▶ **WHAT TO DO**:
Take the line that contains "Extract the structured" and all lines after it, up to and including the last line of the data, and write them out exactly; nothing else belongs in the answer.

▶ **MATERIAL TO PROCESS**:
--- --- ---

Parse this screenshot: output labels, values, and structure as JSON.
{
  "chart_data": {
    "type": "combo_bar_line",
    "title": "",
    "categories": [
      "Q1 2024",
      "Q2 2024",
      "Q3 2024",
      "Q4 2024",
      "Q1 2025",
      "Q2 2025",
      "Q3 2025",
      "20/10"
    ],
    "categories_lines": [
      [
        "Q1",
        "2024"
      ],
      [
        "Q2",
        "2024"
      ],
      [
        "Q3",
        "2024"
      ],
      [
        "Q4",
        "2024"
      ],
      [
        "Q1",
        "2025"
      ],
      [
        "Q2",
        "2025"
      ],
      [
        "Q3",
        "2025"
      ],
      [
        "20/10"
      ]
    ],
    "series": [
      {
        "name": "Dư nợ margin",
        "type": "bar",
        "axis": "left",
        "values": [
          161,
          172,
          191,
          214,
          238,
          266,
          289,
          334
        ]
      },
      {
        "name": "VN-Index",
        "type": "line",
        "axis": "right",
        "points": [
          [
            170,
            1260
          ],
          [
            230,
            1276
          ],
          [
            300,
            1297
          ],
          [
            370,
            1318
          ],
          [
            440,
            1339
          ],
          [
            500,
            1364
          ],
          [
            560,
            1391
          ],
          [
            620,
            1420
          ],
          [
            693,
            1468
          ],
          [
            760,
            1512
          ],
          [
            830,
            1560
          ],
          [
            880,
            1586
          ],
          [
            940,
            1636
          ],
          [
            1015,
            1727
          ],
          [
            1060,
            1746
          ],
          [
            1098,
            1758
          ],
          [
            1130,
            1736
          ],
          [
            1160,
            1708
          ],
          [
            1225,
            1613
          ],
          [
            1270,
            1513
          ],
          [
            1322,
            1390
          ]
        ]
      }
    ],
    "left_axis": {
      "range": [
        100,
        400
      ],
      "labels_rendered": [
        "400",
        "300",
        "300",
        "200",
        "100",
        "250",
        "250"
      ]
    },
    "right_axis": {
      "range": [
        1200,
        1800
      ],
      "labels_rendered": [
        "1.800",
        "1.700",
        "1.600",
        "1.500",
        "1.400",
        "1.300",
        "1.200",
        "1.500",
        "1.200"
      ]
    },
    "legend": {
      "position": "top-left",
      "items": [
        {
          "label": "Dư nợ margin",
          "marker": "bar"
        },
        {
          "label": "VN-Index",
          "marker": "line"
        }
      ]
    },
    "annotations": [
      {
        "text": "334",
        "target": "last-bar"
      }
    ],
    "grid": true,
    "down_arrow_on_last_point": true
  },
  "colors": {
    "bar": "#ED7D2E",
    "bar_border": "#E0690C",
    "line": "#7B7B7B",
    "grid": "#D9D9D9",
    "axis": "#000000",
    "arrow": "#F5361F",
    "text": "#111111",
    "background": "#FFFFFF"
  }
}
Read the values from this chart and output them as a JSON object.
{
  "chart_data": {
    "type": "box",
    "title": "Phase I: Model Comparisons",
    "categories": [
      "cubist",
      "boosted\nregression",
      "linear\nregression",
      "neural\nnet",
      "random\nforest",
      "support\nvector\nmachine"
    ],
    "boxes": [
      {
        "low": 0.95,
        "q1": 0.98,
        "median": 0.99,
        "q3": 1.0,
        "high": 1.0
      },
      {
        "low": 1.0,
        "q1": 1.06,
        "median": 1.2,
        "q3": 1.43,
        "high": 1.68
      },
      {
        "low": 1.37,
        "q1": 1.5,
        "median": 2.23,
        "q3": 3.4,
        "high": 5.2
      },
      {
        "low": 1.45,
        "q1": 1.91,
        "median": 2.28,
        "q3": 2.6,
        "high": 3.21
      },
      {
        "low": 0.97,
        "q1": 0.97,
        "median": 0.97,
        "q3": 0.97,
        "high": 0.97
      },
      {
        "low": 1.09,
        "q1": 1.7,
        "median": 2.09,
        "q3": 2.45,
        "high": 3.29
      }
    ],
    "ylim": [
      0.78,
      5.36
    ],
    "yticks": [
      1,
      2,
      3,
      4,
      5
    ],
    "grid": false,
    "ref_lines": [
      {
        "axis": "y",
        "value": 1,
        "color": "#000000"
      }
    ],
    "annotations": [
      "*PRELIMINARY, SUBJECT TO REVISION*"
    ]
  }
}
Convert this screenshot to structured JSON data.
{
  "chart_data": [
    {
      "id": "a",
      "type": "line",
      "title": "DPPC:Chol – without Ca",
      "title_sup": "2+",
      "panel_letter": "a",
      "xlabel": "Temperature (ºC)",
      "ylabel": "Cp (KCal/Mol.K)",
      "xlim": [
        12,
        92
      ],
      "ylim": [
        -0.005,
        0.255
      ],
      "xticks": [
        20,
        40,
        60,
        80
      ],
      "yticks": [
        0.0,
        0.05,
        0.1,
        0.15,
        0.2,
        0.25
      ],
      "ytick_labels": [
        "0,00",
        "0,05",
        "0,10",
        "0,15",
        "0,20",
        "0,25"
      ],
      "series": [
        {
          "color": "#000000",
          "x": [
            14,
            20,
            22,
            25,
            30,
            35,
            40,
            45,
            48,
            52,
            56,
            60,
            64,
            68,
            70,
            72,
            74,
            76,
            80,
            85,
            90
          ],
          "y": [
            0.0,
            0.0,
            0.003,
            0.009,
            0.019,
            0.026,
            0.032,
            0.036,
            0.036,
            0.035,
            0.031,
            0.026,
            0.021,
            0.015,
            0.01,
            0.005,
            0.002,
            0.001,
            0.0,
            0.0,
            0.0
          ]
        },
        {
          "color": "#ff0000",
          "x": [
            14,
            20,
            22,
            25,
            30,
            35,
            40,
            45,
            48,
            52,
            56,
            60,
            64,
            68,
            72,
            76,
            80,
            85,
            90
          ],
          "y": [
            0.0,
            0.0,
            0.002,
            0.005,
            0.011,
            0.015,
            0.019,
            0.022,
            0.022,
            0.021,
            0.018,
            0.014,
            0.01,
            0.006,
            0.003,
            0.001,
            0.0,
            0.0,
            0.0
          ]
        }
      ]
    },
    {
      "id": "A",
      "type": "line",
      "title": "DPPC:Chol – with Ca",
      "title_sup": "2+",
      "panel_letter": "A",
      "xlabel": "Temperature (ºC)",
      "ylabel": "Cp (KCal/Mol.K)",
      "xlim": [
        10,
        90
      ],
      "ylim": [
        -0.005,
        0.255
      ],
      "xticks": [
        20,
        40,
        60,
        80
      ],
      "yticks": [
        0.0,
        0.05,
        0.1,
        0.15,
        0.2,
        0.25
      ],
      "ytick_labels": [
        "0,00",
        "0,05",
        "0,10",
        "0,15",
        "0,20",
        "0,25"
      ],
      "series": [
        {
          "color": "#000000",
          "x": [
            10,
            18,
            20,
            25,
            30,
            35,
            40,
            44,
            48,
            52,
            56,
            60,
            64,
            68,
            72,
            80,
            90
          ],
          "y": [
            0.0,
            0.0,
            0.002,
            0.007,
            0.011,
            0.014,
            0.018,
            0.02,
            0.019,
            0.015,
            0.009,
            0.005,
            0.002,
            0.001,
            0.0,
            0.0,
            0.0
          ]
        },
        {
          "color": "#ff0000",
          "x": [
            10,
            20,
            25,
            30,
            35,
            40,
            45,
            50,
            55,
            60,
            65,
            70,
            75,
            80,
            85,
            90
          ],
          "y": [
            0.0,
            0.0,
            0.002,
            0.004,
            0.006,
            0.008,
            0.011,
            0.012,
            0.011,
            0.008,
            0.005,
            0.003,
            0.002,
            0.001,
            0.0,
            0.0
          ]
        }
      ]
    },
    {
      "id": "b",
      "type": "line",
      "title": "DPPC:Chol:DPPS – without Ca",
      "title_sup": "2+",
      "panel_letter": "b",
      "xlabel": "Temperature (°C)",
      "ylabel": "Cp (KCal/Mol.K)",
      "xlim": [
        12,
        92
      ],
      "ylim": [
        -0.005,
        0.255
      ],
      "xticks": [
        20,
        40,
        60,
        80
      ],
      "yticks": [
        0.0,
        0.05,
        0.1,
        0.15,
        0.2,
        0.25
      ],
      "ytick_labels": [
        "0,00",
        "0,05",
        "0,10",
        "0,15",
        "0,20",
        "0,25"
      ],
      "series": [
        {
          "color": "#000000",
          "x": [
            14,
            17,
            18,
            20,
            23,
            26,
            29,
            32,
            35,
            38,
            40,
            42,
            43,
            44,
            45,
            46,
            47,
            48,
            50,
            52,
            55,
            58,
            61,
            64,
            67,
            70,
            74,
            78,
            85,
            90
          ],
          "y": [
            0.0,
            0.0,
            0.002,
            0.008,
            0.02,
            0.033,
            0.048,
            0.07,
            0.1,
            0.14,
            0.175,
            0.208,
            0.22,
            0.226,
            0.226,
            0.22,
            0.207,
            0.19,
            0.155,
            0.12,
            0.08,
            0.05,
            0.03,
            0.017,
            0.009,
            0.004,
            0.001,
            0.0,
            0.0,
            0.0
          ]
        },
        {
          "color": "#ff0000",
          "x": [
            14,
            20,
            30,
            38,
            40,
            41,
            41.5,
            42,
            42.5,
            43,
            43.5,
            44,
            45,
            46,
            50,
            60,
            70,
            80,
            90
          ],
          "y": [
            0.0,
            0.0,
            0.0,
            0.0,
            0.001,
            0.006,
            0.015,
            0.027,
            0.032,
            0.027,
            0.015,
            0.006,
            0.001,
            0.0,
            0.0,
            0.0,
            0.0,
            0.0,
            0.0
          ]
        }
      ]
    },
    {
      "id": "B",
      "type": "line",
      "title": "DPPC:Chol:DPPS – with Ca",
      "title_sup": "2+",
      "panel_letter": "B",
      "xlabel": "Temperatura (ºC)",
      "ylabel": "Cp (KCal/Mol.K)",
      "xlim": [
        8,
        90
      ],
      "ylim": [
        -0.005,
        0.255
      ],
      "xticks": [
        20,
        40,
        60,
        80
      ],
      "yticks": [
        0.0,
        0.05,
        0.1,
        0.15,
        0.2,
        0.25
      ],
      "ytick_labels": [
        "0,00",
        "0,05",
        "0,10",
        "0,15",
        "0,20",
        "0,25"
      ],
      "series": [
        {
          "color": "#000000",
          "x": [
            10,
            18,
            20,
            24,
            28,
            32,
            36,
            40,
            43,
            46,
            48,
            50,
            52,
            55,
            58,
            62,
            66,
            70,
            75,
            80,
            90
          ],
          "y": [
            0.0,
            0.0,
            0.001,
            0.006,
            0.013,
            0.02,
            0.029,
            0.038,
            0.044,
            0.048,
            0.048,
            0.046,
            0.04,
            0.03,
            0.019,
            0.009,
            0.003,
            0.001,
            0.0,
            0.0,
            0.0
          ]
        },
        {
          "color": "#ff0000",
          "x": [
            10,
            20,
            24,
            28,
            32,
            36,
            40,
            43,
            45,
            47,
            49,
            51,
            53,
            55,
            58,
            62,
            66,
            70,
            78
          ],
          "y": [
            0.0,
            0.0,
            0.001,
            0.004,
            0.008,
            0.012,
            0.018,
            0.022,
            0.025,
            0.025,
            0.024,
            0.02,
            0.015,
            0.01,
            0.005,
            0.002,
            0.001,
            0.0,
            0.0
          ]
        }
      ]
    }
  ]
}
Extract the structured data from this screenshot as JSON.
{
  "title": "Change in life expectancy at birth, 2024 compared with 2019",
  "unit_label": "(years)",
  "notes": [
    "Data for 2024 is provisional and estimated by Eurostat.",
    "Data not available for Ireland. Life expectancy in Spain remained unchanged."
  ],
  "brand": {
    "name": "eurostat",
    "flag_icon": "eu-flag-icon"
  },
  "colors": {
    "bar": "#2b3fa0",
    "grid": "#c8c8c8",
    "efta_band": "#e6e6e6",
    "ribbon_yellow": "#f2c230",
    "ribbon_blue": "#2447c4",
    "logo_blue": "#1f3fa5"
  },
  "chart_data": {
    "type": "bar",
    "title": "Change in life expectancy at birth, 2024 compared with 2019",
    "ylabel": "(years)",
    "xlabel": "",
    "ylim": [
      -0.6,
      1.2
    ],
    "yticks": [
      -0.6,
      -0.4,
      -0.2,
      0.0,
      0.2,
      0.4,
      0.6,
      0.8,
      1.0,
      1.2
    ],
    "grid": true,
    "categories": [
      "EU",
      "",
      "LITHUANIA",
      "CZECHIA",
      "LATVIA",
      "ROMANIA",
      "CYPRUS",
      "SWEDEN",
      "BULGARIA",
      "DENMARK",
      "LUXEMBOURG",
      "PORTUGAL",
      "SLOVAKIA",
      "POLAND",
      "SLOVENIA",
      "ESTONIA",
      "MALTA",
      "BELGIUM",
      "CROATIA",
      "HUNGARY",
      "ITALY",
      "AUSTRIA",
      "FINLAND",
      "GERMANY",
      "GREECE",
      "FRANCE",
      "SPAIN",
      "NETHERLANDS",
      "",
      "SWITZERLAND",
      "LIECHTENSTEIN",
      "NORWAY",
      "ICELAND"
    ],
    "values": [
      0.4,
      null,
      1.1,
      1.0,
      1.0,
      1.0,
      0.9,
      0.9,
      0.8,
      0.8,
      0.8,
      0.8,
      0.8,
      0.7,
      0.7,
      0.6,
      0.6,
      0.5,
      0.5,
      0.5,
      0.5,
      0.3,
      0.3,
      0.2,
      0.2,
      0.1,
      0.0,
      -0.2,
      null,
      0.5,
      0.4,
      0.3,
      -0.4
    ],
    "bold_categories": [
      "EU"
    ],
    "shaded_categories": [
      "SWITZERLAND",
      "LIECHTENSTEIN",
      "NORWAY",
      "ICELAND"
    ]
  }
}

--- --- ---

▶ **RESULT FOR THIS EXERCISE**:
Extract the structured data from this screenshot as JSON.
{
  "title": "Change in life expectancy at birth, 2024 compared with 2019",
  "unit_label": "(years)",
  "notes": [
    "Data for 2024 is provisional and estimated by Eurostat.",
    "Data not available for Ireland. Life expectancy in Spain remained unchanged."
  ],
  "brand": {
    "name": "eurostat",
    "flag_icon": "eu-flag-icon"
  },
  "colors": {
    "bar": "#2b3fa0",
    "grid": "#c8c8c8",
    "efta_band": "#e6e6e6",
    "ribbon_yellow": "#f2c230",
    "ribbon_blue": "#2447c4",
    "logo_blue": "#1f3fa5"
  },
  "chart_data": {
    "type": "bar",
    "title": "Change in life expectancy at birth, 2024 compared with 2019",
    "ylabel": "(years)",
    "xlabel": "",
    "ylim": [
      -0.6,
      1.2
    ],
    "yticks": [
      -0.6,
      -0.4,
      -0.2,
      0.0,
      0.2,
      0.4,
      0.6,
      0.8,
      1.0,
      1.2
    ],
    "grid": true,
    "categories": [
      "EU",
      "",
      "LITHUANIA",
      "CZECHIA",
      "LATVIA",
      "ROMANIA",
      "CYPRUS",
      "SWEDEN",
      "BULGARIA",
      "DENMARK",
      "LUXEMBOURG",
      "PORTUGAL",
      "SLOVAKIA",
      "POLAND",
      "SLOVENIA",
      "ESTONIA",
      "MALTA",
      "BELGIUM",
      "CROATIA",
      "HUNGARY",
      "ITALY",
      "AUSTRIA",
      "FINLAND",
      "GERMANY",
      "GREECE",
      "FRANCE",
      "SPAIN",
      "NETHERLANDS",
      "",
      "SWITZERLAND",
      "LIECHTENSTEIN",
      "NORWAY",
      "ICELAND"
    ],
    "values": [
      0.4,
      null,
      1.1,
      1.0,
      1.0,
      1.0,
      0.9,
      0.9,
      0.8,
      0.8,
      0.8,
      0.8,
      0.8,
      0.7,
      0.7,
      0.6,
      0.6,
      0.5,
      0.5,
      0.5,
      0.5,
      0.3,
      0.3,
      0.2,
      0.2,
      0.1,
      0.0,
      -0.2,
      null,
      0.5,
      0.4,
      0.3,
      -0.4
    ],
    "bold_categories": [
      "EU"
    ],
    "shaded_categories": [
      "SWITZERLAND",
      "LIECHTENSTEIN",
      "NORWAY",
      "ICELAND"
    ]
  }
}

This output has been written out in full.